Instrucciones:
1. En el texto sobre la Resurrección, ¿qué dos místicos se citan como ejemplo de quienes intentan comunicar por escrito sus experiencias de encuentro con Dios?
2. Transcribe del texto sobre la Resurrección todo lo que va desde "Es como el instante" hasta "a los demás.", ambos incluidos.

═════ Texto proporcionado ═════

Desde esa plenitud incandescente, bella, de suprema realidad y gozo, dimensión divina y, por ello, aún para nosotros intangible, inalcanzable, Jesús, el Señor, exaltado, transformado, resucitado, se asoma a nuestro mundo en la forma de apariciones que centellean, a los ojos opacos de los discípulos, la realidad directamente aún impercep­tible, de su promoción, de su exaltación.

Los sentidos de los discípulos no están todavía preparados para ver lo que realmente sucedió. Esa transformación que ningún esfuerzo humano podía conseguir, ni ninguna técnica, ni progreso, ni revolu­ción. Eso que solo podía regalar el mismo Dios y que se había hecho anticipadamente carne en Jesús, ocultado en la encarnación, y ahora plasmado plena, fulgurante, y por eso casi invisible, en la Resurrec­ción.

Es como el instante de éxtasis y de arrebato que luego a nadie podemos describir; es la impresión incomunicable del enamorado; es el embeleso del alma frente a una música o poema sublimes; es el gozo rendido del espíritu que luego se nos hace trabajoso relatar a los demás.

Algo de eso sucede a los místicos, cuando, como Santa Teresa de Ávila o San Juan de la Cruz, intentan comunicar sus experiencias inefables de encuentro con Dios en sus escritos. No saben como hacer, se dan cuenta de que traicionan la realidad que han vivido y, sin embargo, lo han de contar y, para ello, recurren a comparaciones, a símbolos, a figuras.

¿Cómo decir que en la realidad acontecida de la Resurrección se ha asomado a nuestro tiempo, a nuestra prosaica vida, el tiempo de Dios, la dimensión celestial? ¿Qué vio María Magdalena? ¿qué entendió que podía escribir Mateo? ¿No era acaso, en el antiguo Testamento, el 'ángel del Señor' el encargado de abrir a los hombres los secretos del cielo, la dimensión de Yahvé, de aquello que está más allá de las po­sibilidades de lo natural? ¿No es el Ángel del Señor aquel que en la simbología hebrea acerca nuestra ofrenda desde el altar de la tierra al altar del Cielo? ¿Como visualizar, sugerir, que más allá de la cerrazón del tiempo y del espacio y de los límites de las leyes de la física y de la biología, Dios se acercaba a los hombres a través del misterio pascual de Jesucristo? ¿cómo relatar que la vida divina había embargado a Jesús y lo había rescatado y promovido de la muerte, de lo puramente humano?

═════ Material mostrado ═════

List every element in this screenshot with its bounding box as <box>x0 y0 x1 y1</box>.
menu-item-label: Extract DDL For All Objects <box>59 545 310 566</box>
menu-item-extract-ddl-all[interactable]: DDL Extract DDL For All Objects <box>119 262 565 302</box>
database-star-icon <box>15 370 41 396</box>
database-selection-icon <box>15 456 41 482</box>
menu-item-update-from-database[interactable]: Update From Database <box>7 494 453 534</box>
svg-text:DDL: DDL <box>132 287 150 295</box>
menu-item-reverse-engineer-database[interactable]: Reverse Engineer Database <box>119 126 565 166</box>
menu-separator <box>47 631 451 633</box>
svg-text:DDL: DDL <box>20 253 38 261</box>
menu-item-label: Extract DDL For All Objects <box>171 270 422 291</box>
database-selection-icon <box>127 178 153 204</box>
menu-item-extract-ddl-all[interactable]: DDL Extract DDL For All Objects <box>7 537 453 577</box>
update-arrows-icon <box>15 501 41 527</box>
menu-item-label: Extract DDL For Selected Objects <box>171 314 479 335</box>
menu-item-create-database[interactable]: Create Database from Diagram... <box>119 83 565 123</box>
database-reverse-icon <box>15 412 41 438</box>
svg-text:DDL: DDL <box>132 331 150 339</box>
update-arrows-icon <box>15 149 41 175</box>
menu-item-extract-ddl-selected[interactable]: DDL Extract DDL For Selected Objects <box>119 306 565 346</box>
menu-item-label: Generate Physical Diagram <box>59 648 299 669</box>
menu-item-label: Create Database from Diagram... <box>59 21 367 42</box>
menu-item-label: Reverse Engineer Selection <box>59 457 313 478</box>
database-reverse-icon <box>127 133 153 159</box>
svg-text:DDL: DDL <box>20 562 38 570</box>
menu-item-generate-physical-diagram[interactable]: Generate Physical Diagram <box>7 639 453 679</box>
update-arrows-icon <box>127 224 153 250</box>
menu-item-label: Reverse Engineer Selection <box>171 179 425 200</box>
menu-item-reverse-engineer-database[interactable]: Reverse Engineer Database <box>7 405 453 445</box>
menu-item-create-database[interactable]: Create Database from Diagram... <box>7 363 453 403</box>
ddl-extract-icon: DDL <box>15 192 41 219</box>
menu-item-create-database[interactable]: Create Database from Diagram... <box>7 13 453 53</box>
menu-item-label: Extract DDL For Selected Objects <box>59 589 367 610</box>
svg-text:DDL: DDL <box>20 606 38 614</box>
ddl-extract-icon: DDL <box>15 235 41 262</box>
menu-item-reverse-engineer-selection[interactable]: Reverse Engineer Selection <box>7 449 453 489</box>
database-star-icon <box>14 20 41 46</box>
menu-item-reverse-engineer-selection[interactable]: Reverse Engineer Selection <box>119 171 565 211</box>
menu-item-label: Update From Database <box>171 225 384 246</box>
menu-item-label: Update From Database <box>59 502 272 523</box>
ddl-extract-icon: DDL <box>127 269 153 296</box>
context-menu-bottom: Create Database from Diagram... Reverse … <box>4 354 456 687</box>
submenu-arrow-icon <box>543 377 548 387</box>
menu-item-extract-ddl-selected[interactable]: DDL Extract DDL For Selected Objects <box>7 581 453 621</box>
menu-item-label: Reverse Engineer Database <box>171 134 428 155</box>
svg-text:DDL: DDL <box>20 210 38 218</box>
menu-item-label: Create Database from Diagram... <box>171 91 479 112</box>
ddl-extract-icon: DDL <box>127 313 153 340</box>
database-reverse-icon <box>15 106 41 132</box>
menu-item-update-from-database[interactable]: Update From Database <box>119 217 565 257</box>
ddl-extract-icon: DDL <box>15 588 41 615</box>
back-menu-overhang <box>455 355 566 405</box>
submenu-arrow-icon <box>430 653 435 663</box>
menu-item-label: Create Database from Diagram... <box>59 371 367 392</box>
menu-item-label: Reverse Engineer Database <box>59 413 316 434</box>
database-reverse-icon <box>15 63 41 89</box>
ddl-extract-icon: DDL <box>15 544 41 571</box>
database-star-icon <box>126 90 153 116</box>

═════

Respuestas por tarea:
1. Santa Teresa de Ávila y San Juan de la Cruz.

2.
Es como el instante de éxtasis y de arrebato que luego a nadie podemos describir; es la impresión incomunicable del enamorado; es el embeleso del alma frente a una música o poema sublimes; es el gozo rendido del espíritu que luego se nos hace trabajoso relatar a los demás.